STATED GOAL – Each line containing the word "ยธรรม" must be collected.

----------------

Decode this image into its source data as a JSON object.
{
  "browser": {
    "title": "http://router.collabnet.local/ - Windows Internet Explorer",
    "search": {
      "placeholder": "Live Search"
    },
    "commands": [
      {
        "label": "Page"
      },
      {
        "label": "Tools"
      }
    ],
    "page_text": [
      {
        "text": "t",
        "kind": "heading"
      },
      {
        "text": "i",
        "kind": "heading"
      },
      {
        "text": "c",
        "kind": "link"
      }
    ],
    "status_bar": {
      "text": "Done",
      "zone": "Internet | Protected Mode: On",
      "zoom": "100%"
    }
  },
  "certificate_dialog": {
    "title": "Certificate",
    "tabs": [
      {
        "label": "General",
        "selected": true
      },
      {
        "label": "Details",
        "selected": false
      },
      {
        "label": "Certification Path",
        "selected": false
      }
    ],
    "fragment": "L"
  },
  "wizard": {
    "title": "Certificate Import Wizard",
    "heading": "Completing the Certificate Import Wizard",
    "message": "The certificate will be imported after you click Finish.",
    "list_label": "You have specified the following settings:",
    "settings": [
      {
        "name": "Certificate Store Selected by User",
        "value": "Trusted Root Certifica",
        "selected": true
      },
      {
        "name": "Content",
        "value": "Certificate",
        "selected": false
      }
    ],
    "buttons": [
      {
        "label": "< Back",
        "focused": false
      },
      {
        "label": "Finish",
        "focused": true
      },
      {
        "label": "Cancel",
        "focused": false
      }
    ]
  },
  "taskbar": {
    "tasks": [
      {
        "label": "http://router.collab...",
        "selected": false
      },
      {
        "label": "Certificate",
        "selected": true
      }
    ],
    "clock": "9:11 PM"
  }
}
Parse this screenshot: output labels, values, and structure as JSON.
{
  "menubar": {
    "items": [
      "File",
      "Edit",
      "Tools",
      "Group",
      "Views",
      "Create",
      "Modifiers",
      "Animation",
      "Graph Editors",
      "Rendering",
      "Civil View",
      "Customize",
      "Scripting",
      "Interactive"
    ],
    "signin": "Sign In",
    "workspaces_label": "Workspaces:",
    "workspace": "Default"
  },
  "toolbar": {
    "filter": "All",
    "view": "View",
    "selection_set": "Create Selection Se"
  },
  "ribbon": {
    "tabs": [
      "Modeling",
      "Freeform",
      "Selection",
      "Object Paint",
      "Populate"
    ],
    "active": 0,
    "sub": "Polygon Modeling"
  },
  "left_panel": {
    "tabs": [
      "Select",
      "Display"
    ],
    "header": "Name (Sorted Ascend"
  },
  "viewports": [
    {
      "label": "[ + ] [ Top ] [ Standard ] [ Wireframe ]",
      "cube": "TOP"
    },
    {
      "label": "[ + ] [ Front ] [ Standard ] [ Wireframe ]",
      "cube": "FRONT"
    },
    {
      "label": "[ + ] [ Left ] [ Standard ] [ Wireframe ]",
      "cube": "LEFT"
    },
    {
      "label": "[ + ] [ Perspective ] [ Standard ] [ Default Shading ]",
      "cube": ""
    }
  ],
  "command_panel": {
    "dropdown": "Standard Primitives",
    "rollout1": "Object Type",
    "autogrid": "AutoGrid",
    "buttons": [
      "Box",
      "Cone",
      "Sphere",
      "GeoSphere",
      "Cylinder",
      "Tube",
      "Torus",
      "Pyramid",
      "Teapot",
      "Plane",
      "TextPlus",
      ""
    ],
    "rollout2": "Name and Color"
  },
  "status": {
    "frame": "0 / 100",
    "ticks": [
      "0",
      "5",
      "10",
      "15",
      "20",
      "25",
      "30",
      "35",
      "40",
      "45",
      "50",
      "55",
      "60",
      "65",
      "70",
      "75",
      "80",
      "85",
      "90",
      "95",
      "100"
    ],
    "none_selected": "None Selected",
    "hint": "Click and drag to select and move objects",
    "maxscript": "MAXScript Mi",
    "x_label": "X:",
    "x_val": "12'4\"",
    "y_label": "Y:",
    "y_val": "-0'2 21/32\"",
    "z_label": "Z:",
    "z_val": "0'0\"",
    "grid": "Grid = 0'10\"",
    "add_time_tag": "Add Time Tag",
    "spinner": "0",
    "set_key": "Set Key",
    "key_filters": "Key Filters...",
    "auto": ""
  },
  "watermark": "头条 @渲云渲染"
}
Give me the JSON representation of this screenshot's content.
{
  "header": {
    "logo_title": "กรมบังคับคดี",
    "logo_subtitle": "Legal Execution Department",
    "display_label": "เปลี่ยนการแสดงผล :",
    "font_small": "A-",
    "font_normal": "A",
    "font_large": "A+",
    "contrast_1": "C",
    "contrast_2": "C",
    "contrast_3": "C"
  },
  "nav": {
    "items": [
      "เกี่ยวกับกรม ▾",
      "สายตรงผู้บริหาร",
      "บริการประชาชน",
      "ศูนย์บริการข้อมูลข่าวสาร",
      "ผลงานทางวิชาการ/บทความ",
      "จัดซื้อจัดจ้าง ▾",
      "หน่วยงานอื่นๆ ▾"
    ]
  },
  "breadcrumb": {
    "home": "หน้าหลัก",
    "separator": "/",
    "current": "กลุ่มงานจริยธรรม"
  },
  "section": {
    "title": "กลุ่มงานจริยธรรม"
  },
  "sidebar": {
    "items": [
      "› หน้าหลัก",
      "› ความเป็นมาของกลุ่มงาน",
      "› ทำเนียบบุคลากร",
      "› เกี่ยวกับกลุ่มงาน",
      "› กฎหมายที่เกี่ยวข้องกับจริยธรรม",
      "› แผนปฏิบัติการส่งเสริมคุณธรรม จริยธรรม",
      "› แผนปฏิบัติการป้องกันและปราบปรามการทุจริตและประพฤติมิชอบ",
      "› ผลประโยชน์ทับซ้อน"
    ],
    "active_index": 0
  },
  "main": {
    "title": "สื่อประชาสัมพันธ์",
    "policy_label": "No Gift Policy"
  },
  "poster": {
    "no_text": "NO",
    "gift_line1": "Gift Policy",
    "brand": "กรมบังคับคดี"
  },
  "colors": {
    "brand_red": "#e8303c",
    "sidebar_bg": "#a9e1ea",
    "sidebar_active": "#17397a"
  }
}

----------------

RESULT OF THE EXERCISE –
    "current": "กลุ่มงานจริยธรรม"
    "title": "กลุ่มงานจริยธรรม"
      "› กฎหมายที่เกี่ยวข้องกับจริยธรรม",
      "› แผนปฏิบัติการส่งเสริมคุณธรรม จริยธรรม",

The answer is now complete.